• [Records shown]:
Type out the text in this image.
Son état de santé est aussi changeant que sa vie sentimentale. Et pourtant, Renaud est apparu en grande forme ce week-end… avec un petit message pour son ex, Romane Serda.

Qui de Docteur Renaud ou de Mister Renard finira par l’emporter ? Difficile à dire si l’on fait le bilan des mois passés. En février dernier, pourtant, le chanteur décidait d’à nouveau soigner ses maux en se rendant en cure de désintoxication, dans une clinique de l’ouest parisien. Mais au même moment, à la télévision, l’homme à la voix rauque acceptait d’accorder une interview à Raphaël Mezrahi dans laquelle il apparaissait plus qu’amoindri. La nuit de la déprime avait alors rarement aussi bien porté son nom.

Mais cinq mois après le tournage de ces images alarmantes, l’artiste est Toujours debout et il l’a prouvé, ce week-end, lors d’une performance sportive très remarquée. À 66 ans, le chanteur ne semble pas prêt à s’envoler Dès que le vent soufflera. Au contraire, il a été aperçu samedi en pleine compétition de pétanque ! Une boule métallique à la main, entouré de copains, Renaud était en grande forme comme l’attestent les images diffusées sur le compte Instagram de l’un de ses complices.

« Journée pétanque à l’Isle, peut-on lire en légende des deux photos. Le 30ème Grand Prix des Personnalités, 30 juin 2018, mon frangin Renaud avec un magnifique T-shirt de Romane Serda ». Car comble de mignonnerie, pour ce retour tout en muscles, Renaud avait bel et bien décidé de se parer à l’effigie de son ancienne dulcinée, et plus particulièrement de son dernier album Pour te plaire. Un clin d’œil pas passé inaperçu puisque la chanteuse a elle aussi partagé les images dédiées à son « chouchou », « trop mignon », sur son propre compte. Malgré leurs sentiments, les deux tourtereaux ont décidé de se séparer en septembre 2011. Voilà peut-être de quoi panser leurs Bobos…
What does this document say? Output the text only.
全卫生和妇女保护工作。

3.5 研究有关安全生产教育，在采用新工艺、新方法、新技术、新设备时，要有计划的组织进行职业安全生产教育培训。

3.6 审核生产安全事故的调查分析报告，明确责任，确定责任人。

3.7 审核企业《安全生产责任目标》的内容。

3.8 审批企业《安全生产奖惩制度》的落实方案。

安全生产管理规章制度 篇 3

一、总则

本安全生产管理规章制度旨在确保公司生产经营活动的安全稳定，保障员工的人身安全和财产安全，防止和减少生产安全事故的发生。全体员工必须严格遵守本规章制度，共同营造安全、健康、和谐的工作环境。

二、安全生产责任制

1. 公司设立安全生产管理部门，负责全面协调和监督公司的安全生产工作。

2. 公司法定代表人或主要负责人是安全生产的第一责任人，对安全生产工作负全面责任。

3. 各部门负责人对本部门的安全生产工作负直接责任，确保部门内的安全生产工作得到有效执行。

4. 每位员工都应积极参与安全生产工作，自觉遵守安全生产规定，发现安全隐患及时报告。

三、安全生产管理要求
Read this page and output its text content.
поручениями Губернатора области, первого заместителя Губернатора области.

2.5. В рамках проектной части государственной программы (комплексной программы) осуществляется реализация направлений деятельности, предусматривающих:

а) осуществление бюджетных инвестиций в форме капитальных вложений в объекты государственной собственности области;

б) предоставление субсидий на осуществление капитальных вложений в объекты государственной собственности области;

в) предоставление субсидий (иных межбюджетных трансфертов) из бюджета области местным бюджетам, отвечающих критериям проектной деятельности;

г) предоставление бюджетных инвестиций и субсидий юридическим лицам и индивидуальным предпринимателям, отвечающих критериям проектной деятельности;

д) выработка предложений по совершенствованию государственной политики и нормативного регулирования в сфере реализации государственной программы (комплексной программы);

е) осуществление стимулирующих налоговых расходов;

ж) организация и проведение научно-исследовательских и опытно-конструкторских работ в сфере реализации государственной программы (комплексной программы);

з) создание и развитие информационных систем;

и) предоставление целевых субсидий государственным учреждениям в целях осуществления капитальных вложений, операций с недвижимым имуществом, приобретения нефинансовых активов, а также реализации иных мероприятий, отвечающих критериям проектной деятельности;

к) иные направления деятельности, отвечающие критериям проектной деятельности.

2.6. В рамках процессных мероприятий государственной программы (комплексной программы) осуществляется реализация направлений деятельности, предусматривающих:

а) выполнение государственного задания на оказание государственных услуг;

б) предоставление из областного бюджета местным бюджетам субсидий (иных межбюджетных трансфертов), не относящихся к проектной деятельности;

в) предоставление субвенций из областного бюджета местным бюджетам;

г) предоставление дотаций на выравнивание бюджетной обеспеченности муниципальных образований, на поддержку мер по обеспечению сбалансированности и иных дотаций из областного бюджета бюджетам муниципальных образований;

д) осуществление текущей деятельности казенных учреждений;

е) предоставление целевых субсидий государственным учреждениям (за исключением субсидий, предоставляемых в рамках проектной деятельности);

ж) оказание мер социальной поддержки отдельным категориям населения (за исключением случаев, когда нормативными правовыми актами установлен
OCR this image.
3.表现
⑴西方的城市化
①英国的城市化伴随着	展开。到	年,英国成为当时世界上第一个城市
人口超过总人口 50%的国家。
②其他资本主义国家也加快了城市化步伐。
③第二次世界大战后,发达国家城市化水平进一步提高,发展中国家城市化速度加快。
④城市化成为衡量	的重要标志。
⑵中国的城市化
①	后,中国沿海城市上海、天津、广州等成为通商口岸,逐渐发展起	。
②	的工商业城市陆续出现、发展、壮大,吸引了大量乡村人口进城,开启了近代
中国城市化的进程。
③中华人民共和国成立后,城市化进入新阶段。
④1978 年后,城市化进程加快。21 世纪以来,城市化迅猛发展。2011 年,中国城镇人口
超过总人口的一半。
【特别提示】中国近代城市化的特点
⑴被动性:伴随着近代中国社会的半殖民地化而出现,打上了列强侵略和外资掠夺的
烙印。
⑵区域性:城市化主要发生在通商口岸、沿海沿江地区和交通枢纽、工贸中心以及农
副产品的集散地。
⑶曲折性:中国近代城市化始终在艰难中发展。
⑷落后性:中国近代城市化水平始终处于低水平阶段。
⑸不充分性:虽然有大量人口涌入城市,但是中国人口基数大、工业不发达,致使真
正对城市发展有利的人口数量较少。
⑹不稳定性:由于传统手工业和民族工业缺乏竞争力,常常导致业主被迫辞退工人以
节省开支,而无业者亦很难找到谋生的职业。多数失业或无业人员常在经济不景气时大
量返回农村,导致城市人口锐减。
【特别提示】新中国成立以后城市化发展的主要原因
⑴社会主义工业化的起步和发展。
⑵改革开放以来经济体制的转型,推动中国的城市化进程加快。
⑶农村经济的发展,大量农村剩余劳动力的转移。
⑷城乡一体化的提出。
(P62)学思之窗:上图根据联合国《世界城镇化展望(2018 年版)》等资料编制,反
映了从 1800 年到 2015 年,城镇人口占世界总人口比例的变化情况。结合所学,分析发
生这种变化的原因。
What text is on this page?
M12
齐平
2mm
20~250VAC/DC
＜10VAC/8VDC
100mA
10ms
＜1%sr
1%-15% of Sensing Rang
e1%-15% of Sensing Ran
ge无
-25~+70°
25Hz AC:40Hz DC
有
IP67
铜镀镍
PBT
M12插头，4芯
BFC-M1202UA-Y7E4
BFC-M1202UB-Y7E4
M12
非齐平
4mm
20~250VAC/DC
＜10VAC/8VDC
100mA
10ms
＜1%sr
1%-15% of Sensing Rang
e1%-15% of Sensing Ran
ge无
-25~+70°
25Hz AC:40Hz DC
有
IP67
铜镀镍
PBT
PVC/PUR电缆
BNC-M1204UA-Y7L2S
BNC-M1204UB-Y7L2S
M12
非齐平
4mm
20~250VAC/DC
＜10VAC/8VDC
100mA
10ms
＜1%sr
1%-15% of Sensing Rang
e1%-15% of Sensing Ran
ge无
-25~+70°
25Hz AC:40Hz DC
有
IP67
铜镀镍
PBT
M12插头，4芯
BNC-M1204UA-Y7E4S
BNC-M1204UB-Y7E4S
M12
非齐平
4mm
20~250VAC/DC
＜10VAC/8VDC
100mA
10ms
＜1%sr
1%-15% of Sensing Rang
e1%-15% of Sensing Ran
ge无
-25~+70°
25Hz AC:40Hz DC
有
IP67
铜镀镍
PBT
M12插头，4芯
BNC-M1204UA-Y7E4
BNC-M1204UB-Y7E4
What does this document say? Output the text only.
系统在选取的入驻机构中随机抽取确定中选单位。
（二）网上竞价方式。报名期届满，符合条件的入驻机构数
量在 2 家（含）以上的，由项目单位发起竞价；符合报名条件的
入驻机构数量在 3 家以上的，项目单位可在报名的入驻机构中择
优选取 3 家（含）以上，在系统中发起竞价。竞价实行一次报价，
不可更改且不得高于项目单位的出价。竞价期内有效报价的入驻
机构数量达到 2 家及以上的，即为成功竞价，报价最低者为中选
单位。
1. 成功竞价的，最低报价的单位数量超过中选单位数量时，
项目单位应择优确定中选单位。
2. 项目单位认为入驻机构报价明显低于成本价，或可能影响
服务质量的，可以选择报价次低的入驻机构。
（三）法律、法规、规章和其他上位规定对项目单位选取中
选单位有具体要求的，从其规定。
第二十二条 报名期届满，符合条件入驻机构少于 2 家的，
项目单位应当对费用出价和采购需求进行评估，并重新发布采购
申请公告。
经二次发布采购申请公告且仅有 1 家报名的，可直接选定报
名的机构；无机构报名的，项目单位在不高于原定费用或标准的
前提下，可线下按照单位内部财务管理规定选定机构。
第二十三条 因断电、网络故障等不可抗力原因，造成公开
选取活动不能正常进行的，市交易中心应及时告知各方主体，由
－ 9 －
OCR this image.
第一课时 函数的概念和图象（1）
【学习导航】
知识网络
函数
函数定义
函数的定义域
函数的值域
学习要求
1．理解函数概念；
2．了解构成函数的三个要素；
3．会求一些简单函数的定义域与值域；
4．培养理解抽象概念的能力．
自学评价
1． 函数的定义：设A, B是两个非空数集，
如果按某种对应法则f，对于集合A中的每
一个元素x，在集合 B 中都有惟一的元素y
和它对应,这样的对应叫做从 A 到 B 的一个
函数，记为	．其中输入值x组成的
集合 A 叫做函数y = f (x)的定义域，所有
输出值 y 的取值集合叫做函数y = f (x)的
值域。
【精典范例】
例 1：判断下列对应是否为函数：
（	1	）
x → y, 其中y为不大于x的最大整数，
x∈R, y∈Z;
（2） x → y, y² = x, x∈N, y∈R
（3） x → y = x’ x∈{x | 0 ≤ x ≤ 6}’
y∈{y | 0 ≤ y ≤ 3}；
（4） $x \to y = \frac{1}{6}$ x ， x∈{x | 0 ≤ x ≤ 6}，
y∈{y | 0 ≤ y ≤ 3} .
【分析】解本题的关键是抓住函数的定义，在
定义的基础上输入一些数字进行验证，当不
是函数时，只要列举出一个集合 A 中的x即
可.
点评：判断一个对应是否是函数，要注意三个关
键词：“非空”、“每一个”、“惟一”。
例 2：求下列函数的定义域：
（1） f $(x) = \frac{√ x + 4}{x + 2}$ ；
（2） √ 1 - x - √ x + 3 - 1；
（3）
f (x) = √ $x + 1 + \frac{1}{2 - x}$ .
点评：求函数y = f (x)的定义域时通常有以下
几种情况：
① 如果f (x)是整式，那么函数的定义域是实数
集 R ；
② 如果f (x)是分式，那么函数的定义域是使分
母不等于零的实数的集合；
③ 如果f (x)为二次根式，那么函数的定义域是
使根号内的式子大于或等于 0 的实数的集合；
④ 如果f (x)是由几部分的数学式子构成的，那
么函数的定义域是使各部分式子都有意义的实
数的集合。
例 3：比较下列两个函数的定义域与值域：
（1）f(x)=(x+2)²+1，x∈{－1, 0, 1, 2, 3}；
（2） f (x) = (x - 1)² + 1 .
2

• [Direction]: Look for lines containing the string "межбюджетных" and copy them all.

• [Complete response]:
в) предоставление субсидий (иных межбюджетных трансфертов) из бюджета области местным бюджетам, отвечающих критериям проектной деятельности;
б) предоставление из областного бюджета местным бюджетам субсидий (иных межбюджетных трансфертов), не относящихся к проектной деятельности;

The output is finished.